— YOUR GOAL —
Return the whole listing, line for line, without the pictures in it.

▬▬▬

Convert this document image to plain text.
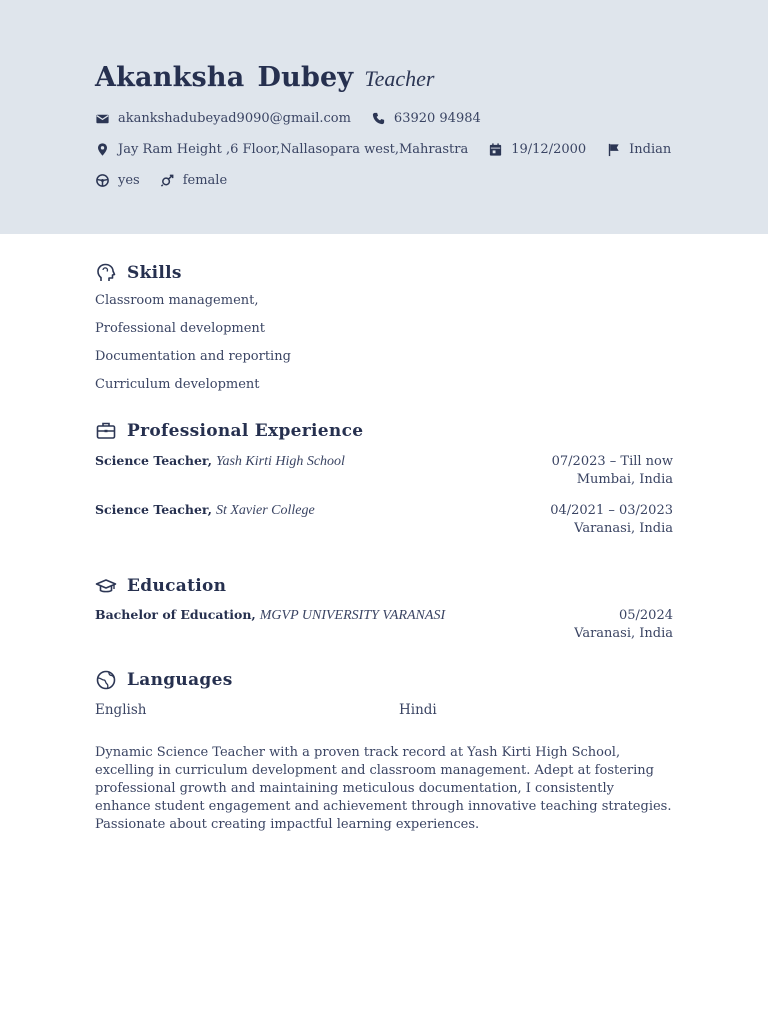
Akanksha Dubey Teacher
akankshadubeyad9090@gmail.com	63920 94984
Jay Ram Height ,6 Floor,Nallasopara west,Mahrastra	19/12/2000	Indian
yes	female
Skills
Classroom management,
Professional development
Documentation and reporting
Curriculum development
Professional Experience
Science Teacher, Yash Kirti High School	07/2023 – Till now
Mumbai, India
Science Teacher, St Xavier College	04/2021 – 03/2023
Varanasi, India
Education
Bachelor of Education, MGVP UNIVERSITY VARANASI	05/2024
Varanasi, India
Languages
English	Hindi
Dynamic Science Teacher with a proven track record at Yash Kirti High School, excelling in curriculum development and classroom management. Adept at fostering professional growth and maintaining meticulous documentation, I consistently enhance student engagement and achievement through innovative teaching strategies. Passionate about creating impactful learning experiences.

▬▬▬

— EXERCISE RESPONSE —
Convert this document image to plain text.
Akanksha Dubey Teacher
akankshadubeyad9090@gmail.com	63920 94984
Jay Ram Height ,6 Floor,Nallasopara west,Mahrastra	19/12/2000	Indian
yes	female
Skills
Classroom management,
Professional development
Documentation and reporting
Curriculum development
Professional Experience
Science Teacher, Yash Kirti High School	07/2023 – Till now
Mumbai, India
Science Teacher, St Xavier College	04/2021 – 03/2023
Varanasi, India
Education
Bachelor of Education, MGVP UNIVERSITY VARANASI	05/2024
Varanasi, India
Languages
English	Hindi
Dynamic Science Teacher with a proven track record at Yash Kirti High School, excelling in curriculum development and classroom management. Adept at fostering professional growth and maintaining meticulous documentation, I consistently enhance student engagement and achievement through innovative teaching strategies. Passionate about creating impactful learning experiences.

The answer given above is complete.